### [Stored dataset items]
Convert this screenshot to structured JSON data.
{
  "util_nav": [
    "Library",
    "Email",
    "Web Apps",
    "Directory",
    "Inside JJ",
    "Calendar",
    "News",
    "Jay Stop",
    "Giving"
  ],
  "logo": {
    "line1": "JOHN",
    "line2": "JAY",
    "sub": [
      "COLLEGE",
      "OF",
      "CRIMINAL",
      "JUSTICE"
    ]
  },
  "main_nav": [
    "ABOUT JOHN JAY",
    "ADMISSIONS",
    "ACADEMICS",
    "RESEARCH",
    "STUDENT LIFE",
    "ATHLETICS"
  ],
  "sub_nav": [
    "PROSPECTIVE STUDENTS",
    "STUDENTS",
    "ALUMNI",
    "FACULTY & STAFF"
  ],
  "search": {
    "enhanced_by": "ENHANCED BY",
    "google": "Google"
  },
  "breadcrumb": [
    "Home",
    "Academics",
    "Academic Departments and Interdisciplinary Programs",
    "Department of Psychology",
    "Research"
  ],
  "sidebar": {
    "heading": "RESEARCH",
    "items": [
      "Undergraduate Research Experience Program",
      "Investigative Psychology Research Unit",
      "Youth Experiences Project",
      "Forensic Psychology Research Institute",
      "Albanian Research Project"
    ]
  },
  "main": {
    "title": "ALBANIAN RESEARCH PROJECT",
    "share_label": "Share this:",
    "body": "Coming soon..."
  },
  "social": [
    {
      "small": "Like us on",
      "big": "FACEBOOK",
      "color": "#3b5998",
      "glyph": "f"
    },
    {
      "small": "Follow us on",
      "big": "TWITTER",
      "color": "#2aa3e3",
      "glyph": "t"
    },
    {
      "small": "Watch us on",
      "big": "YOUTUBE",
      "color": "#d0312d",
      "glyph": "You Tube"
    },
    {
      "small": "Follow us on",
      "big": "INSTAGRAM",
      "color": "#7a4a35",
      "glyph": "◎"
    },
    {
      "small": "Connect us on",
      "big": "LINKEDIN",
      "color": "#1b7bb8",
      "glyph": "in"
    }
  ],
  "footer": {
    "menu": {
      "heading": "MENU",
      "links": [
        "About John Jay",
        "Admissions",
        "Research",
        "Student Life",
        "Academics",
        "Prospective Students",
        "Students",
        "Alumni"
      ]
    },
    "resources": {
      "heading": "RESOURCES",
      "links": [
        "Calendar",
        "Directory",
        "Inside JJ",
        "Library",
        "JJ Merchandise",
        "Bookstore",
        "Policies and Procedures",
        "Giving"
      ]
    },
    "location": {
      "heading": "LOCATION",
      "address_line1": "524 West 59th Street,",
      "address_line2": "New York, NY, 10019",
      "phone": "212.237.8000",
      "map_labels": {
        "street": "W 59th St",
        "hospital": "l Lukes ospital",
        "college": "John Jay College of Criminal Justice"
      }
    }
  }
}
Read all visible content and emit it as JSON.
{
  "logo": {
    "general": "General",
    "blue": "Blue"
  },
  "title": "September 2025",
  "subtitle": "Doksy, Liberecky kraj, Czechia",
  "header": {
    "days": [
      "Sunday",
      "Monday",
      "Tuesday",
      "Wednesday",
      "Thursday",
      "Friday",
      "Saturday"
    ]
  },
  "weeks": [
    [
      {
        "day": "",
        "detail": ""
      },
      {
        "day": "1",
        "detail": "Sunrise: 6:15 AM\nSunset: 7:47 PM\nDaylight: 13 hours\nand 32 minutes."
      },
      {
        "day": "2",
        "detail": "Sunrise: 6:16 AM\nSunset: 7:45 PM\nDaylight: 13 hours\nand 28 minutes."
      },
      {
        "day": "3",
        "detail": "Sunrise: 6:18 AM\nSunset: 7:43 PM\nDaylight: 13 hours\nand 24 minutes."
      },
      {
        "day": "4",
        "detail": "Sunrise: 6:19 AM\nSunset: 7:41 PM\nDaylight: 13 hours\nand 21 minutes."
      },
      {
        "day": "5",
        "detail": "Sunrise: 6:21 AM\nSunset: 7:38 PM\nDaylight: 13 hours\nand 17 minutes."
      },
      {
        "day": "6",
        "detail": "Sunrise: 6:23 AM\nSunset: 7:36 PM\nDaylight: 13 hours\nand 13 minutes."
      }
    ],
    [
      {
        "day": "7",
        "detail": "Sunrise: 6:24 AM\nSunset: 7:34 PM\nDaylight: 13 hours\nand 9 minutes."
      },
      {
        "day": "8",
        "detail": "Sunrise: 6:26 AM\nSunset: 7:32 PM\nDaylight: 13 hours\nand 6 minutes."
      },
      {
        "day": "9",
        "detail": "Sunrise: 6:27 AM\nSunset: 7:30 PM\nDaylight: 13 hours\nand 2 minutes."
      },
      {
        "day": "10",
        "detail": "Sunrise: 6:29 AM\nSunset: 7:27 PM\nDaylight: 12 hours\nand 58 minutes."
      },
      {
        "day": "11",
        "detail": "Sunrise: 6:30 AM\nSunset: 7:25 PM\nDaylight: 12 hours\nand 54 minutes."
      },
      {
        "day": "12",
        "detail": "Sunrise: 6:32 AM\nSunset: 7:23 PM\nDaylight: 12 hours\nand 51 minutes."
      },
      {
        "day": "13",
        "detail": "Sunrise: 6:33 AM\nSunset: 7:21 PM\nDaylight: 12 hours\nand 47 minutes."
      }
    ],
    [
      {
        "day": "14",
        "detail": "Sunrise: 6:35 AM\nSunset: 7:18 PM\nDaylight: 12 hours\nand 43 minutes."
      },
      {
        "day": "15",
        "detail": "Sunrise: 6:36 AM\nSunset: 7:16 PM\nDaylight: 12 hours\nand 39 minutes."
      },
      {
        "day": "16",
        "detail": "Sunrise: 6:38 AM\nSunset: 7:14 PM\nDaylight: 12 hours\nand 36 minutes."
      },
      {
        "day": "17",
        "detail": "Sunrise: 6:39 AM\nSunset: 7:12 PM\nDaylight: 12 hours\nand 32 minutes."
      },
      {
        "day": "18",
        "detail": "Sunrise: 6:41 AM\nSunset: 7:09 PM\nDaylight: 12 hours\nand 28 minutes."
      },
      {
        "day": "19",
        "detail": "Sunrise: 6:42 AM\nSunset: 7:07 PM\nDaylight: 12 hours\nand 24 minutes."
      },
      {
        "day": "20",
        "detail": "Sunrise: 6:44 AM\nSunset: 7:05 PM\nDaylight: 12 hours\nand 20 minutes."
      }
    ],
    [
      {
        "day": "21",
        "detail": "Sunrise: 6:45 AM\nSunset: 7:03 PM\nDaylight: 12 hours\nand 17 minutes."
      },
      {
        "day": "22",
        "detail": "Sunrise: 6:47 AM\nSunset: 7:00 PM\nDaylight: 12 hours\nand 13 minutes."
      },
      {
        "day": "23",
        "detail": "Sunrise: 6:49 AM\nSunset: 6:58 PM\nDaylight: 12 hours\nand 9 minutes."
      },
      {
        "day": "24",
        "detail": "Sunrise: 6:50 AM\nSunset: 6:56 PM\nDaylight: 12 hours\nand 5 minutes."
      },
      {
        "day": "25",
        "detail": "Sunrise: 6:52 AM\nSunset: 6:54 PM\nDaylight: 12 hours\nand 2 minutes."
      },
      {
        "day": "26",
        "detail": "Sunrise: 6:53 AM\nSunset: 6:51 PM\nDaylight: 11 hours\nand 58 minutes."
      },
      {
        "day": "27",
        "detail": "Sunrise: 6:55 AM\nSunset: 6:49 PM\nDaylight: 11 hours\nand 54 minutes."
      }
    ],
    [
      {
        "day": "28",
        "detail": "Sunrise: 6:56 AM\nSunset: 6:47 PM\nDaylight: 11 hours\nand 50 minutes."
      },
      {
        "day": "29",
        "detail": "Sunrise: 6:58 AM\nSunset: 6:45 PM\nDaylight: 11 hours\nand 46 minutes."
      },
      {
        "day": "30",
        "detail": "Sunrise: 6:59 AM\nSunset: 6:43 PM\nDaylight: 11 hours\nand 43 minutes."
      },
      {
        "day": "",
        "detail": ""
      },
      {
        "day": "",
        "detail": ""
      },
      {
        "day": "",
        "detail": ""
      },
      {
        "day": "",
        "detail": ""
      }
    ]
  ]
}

### [Exercise directions]
State how many lines above include the word "JSON", and nothing more.

### [Worked answer]
2